Written instruction: Quote every entry word for word.

[Entries taken from a collection]
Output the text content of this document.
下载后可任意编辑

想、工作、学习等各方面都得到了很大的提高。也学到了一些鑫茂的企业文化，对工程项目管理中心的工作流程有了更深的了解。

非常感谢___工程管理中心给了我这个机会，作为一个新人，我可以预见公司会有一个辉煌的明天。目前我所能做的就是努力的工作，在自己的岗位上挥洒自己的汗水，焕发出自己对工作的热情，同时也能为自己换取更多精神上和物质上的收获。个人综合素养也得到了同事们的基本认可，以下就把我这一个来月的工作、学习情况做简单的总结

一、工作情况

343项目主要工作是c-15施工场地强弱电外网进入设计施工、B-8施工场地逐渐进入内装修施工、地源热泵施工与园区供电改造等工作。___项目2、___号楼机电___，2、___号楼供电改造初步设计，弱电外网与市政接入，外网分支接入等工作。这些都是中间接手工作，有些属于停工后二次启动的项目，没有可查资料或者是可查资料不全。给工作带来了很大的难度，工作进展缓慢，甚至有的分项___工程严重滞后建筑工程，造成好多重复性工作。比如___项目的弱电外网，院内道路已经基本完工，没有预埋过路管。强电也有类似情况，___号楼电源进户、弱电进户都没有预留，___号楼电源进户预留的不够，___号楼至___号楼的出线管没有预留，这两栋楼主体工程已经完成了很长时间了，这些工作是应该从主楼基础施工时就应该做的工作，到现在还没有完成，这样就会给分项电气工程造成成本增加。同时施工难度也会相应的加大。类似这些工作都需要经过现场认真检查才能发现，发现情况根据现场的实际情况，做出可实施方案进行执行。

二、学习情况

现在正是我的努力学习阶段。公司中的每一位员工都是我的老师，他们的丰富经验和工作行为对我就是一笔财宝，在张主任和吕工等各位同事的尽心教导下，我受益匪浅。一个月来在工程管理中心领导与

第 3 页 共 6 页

Written solution:
Output the text content of this document.
下载后可任意编辑

想、工作、学习等各方面都得到了很大的提高。也学到了一些鑫茂的企业文化，对工程项目管理中心的工作流程有了更深的了解。

非常感谢___工程管理中心给了我这个机会，作为一个新人，我可以预见公司会有一个辉煌的明天。目前我所能做的就是努力的工作，在自己的岗位上挥洒自己的汗水，焕发出自己对工作的热情，同时也能为自己换取更多精神上和物质上的收获。个人综合素养也得到了同事们的基本认可，以下就把我这一个来月的工作、学习情况做简单的总结

一、工作情况

343项目主要工作是c-15施工场地强弱电外网进入设计施工、B-8施工场地逐渐进入内装修施工、地源热泵施工与园区供电改造等工作。___项目2、___号楼机电___，2、___号楼供电改造初步设计，弱电外网与市政接入，外网分支接入等工作。这些都是中间接手工作，有些属于停工后二次启动的项目，没有可查资料或者是可查资料不全。给工作带来了很大的难度，工作进展缓慢，甚至有的分项___工程严重滞后建筑工程，造成好多重复性工作。比如___项目的弱电外网，院内道路已经基本完工，没有预埋过路管。强电也有类似情况，___号楼电源进户、弱电进户都没有预留，___号楼电源进户预留的不够，___号楼至___号楼的出线管没有预留，这两栋楼主体工程已经完成了很长时间了，这些工作是应该从主楼基础施工时就应该做的工作，到现在还没有完成，这样就会给分项电气工程造成成本增加。同时施工难度也会相应的加大。类似这些工作都需要经过现场认真检查才能发现，发现情况根据现场的实际情况，做出可实施方案进行执行。

二、学习情况

现在正是我的努力学习阶段。公司中的每一位员工都是我的老师，他们的丰富经验和工作行为对我就是一笔财宝，在张主任和吕工等各位同事的尽心教导下，我受益匪浅。一个月来在工程管理中心领导与

第 3 页 共 6 页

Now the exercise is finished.